### Data:
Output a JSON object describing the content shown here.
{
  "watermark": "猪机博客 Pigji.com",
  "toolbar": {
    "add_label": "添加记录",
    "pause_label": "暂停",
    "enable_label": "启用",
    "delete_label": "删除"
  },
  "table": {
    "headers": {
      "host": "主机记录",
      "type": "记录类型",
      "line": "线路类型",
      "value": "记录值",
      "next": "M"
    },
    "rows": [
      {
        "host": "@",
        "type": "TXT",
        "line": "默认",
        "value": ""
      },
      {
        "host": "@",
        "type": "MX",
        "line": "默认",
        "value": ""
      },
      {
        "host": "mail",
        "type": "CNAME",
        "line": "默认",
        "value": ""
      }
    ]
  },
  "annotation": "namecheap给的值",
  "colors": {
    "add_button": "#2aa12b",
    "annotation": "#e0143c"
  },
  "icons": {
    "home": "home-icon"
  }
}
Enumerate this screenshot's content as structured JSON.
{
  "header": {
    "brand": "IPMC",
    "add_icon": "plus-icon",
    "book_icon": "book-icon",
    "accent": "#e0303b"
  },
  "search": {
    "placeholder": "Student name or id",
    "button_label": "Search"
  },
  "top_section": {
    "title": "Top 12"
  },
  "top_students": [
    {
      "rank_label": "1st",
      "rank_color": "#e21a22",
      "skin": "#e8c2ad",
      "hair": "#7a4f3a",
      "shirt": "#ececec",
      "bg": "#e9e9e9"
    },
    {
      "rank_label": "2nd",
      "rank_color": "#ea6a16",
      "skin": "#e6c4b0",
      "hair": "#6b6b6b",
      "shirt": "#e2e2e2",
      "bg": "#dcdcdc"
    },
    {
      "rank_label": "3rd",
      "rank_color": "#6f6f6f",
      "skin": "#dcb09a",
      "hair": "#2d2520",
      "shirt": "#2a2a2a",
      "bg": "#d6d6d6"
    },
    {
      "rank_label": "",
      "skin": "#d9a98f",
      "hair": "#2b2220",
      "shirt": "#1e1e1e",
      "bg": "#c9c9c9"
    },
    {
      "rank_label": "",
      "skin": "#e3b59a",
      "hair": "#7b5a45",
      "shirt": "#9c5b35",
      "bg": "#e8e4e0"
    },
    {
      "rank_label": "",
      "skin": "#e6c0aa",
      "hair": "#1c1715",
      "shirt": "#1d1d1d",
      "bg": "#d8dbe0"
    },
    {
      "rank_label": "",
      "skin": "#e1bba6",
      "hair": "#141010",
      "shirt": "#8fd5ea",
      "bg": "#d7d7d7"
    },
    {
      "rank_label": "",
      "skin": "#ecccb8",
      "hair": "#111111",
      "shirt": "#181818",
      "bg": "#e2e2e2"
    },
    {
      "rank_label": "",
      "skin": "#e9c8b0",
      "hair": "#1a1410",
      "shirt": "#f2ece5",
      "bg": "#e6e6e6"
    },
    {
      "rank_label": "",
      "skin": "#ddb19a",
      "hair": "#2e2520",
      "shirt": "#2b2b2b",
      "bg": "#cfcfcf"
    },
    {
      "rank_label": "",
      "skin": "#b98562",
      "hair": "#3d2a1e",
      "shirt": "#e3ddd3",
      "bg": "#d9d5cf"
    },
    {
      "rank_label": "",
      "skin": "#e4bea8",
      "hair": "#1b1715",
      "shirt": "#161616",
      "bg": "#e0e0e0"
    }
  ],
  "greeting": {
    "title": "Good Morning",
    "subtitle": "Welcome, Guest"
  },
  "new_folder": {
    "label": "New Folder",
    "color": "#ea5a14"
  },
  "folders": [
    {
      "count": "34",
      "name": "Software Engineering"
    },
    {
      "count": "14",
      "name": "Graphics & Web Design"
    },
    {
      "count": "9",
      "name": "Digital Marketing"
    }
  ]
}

### What is being asked:
Check each line above for the word "type" and copy the ones that have it.

### Complete answer:
      "type": "记录类型",
        "type": "TXT",
        "type": "MX",
        "type": "CNAME",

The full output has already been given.